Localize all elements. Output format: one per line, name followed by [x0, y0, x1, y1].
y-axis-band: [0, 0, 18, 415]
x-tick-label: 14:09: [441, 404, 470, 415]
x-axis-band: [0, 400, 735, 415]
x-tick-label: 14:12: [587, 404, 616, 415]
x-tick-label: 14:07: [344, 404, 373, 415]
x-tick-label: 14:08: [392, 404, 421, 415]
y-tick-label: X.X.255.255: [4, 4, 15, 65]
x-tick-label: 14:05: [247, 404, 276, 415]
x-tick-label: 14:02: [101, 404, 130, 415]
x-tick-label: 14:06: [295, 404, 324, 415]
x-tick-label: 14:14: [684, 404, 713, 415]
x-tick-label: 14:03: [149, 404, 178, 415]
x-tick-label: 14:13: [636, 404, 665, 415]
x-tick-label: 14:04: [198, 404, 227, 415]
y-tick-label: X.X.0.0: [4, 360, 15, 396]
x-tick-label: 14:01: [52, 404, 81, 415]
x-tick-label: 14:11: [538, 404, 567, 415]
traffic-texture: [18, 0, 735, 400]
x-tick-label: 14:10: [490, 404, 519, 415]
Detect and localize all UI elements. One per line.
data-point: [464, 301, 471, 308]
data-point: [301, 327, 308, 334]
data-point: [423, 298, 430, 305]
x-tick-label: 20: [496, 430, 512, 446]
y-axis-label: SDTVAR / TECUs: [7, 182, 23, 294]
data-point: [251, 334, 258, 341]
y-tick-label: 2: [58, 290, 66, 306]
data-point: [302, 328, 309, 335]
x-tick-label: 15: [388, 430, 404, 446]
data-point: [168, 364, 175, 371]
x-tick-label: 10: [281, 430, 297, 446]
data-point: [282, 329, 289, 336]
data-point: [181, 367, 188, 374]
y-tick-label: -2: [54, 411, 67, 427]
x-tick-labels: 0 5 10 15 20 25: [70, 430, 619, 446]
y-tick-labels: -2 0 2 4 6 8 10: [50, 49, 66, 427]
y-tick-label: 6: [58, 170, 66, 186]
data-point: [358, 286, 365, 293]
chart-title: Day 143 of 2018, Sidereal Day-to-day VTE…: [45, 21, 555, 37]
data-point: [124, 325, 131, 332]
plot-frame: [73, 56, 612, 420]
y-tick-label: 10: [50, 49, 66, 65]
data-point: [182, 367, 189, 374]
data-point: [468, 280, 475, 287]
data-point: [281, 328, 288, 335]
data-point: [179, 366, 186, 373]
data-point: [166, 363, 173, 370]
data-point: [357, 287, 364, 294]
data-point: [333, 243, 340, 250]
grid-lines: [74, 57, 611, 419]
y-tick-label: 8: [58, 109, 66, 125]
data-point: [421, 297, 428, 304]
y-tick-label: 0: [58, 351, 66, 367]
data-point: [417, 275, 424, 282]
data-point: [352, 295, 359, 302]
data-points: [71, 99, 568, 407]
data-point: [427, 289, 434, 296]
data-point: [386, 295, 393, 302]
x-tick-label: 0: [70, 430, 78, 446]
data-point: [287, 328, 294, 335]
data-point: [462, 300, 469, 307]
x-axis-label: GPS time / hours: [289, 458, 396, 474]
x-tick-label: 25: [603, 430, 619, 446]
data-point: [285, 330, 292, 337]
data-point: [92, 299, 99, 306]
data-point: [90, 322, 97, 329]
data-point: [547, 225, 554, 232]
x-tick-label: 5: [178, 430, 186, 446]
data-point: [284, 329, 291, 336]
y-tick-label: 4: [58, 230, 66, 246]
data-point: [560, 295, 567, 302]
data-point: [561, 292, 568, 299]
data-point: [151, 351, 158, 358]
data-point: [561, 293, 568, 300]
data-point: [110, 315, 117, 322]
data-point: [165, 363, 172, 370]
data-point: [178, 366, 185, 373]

-*-*-

◆ **EXERCISE AIM**: Copy every line of the rows above, unchanged.

◆ **RESPONSE TO THIS EXERCISE**:
Localize all elements. Output format: one per line, name followed by [x0, y0, x1, y1].
y-axis-band: [0, 0, 18, 415]
x-tick-label: 14:09: [441, 404, 470, 415]
x-axis-band: [0, 400, 735, 415]
x-tick-label: 14:12: [587, 404, 616, 415]
x-tick-label: 14:07: [344, 404, 373, 415]
x-tick-label: 14:08: [392, 404, 421, 415]
y-tick-label: X.X.255.255: [4, 4, 15, 65]
x-tick-label: 14:05: [247, 404, 276, 415]
x-tick-label: 14:02: [101, 404, 130, 415]
x-tick-label: 14:06: [295, 404, 324, 415]
x-tick-label: 14:14: [684, 404, 713, 415]
x-tick-label: 14:03: [149, 404, 178, 415]
x-tick-label: 14:13: [636, 404, 665, 415]
x-tick-label: 14:04: [198, 404, 227, 415]
y-tick-label: X.X.0.0: [4, 360, 15, 396]
x-tick-label: 14:01: [52, 404, 81, 415]
x-tick-label: 14:11: [538, 404, 567, 415]
traffic-texture: [18, 0, 735, 400]
x-tick-label: 14:10: [490, 404, 519, 415]
Detect and localize all UI elements. One per line.
data-point: [464, 301, 471, 308]
data-point: [301, 327, 308, 334]
data-point: [423, 298, 430, 305]
x-tick-label: 20: [496, 430, 512, 446]
y-axis-label: SDTVAR / TECUs: [7, 182, 23, 294]
data-point: [251, 334, 258, 341]
y-tick-label: 2: [58, 290, 66, 306]
data-point: [302, 328, 309, 335]
x-tick-label: 15: [388, 430, 404, 446]
data-point: [168, 364, 175, 371]
x-tick-label: 10: [281, 430, 297, 446]
data-point: [282, 329, 289, 336]
data-point: [181, 367, 188, 374]
y-tick-label: -2: [54, 411, 67, 427]
x-tick-labels: 0 5 10 15 20 25: [70, 430, 619, 446]
y-tick-labels: -2 0 2 4 6 8 10: [50, 49, 66, 427]
y-tick-label: 6: [58, 170, 66, 186]
data-point: [358, 286, 365, 293]
chart-title: Day 143 of 2018, Sidereal Day-to-day VTE…: [45, 21, 555, 37]
data-point: [124, 325, 131, 332]
plot-frame: [73, 56, 612, 420]
y-tick-label: 10: [50, 49, 66, 65]
data-point: [182, 367, 189, 374]
data-point: [468, 280, 475, 287]
data-point: [281, 328, 288, 335]
data-point: [179, 366, 186, 373]
data-point: [166, 363, 173, 370]
data-point: [357, 287, 364, 294]
data-point: [333, 243, 340, 250]
grid-lines: [74, 57, 611, 419]
y-tick-label: 8: [58, 109, 66, 125]
data-point: [421, 297, 428, 304]
y-tick-label: 0: [58, 351, 66, 367]
data-point: [417, 275, 424, 282]
data-point: [352, 295, 359, 302]
data-points: [71, 99, 568, 407]
data-point: [427, 289, 434, 296]
data-point: [386, 295, 393, 302]
x-tick-label: 0: [70, 430, 78, 446]
data-point: [287, 328, 294, 335]
data-point: [462, 300, 469, 307]
x-axis-label: GPS time / hours: [289, 458, 396, 474]
x-tick-label: 25: [603, 430, 619, 446]
data-point: [285, 330, 292, 337]
data-point: [92, 299, 99, 306]
data-point: [90, 322, 97, 329]
data-point: [547, 225, 554, 232]
x-tick-label: 5: [178, 430, 186, 446]
data-point: [284, 329, 291, 336]
y-tick-label: 4: [58, 230, 66, 246]
data-point: [560, 295, 567, 302]
data-point: [561, 292, 568, 299]
data-point: [151, 351, 158, 358]
data-point: [561, 293, 568, 300]
data-point: [110, 315, 117, 322]
data-point: [165, 363, 172, 370]
data-point: [178, 366, 185, 373]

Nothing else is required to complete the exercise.